TEXT EXCERPT =>
>> Start
Re: Fairness for single-recipient bulk mail

Wietse Venema Thu, 25 Jun 2020 10:16:13 -0700

Patrik Rak:
> On Wed, 24 Jun 2020, Wietse Venema wrote:
> 
> > > > ?Problem: nqmgr's fairness breaks down for single-recipient bulk mail 
> > > 
> > > You describe the solutions but maybe you could describe the problem first?
> > 
> > My text was a bit disorganized, but the gist is that nqmgr uses a
> > clever approach to interleave (bulk mail) multi-recipient deliveries
> > with (non-bulk) single-recipient deliveries. This allows the non-bulk
> > mail to trickle out *during* bulk delivery, instead of being stuck
> > *after* the bulk delivery. I am making a simplification as nqmgr
> > will also interleave workloads with other sizes, not just
> > single-recipient and multi-recipient.
> > 
> > When the bulk mail is in the form of single-recipient messages,
> > then nqmgr cannot distinguish between bulk mail and non-bulk mail,
> > and these deliveries are no longer interleaved. Deliveries to a
> > specific destination become sequential. Again, I am making
> > a simplification, this time that all email is single-recipient.
> 
> Yep, this is a nice summary of how it works. And the below is some 
> solution, but I am still not sure which problem you are trying to solve.
> 
> (I really apologize, maybe it's been part of some prior discussion and 
> thus I am missing the bit which lead to that post. Honestly, I am not 
> trying to play dumb here.)
>> End
PROVIDED MATERIAL =>
>> Start
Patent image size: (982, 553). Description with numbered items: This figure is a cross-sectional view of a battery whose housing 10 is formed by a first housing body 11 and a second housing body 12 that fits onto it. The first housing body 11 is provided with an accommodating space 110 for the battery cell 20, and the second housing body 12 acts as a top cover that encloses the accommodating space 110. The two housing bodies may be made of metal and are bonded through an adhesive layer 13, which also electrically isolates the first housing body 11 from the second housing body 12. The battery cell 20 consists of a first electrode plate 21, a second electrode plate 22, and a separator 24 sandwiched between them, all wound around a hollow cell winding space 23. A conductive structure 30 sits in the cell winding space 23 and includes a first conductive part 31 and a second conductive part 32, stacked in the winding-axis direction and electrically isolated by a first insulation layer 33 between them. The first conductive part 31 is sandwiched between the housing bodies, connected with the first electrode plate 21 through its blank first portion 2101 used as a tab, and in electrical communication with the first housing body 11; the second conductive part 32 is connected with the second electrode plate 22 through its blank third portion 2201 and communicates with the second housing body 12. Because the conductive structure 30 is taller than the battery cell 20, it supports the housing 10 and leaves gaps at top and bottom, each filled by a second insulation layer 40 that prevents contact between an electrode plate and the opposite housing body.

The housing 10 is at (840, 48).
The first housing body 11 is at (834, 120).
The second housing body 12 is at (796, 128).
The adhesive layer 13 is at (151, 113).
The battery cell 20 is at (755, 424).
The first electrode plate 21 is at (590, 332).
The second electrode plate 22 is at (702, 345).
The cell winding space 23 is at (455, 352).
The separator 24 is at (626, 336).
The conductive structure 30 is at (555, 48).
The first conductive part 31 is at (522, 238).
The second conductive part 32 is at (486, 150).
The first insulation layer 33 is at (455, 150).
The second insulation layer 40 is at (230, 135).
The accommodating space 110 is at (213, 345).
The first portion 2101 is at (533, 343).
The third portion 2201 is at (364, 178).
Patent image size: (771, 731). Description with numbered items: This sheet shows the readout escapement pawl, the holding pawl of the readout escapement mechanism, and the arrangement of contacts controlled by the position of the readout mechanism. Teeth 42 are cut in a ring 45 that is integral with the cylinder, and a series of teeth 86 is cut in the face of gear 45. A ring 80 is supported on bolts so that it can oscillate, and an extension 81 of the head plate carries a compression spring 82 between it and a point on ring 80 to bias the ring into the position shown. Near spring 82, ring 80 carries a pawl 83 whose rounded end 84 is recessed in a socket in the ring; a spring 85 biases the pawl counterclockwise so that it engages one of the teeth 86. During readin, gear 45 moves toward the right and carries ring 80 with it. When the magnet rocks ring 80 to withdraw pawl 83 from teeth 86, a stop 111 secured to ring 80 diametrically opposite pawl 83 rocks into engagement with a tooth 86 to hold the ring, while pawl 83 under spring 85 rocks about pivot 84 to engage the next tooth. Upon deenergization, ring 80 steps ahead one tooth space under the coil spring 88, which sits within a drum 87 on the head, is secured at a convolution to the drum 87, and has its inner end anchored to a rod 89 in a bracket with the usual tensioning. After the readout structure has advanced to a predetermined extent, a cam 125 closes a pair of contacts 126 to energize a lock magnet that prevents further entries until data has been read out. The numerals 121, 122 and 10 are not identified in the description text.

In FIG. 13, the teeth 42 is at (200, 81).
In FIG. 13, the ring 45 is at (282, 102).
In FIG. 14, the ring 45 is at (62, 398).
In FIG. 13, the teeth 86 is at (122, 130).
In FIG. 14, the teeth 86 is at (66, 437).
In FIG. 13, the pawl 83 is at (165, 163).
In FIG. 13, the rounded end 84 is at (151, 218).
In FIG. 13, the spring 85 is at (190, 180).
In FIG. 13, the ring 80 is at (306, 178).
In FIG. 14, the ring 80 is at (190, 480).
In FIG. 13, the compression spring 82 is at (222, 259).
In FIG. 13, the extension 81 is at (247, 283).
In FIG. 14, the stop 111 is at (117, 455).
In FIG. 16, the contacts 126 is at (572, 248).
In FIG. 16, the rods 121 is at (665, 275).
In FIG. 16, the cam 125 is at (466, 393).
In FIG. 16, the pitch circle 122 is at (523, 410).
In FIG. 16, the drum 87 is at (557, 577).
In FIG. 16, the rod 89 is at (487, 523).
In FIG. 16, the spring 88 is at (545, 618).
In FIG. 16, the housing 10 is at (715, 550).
>> End
INSTRUCTIONS =>
1. Answer these questions about the nqmgr mail thread:
(a) What kind of deliveries does nqmgr interleave with bulk multi-recipient deliveries?
(b) What happens to deliveries to a specific destination when bulk mail comes as single-recipient messages?
(c) What does Patrik Rak say he is still not sure about?
2. Quote the nqmgr mail thread between "Wietse Venema Thu, 25" and "the problem first?", inclusive.

RESULTS FOR EACH TASK =>
1.
(a) Non-bulk single-recipient deliveries.
(b) They become sequential.
(c) Which problem Wietse Venema is trying to solve.

2.
Wietse Venema Thu, 25 Jun 2020 10:16:13 -0700

Patrik Rak:
> On Wed, 24 Jun 2020, Wietse Venema wrote:
> 
> > > > ?Problem: nqmgr's fairness breaks down for single-recipient bulk mail 
> > > 
> > > You describe the solutions but maybe you could describe the problem first?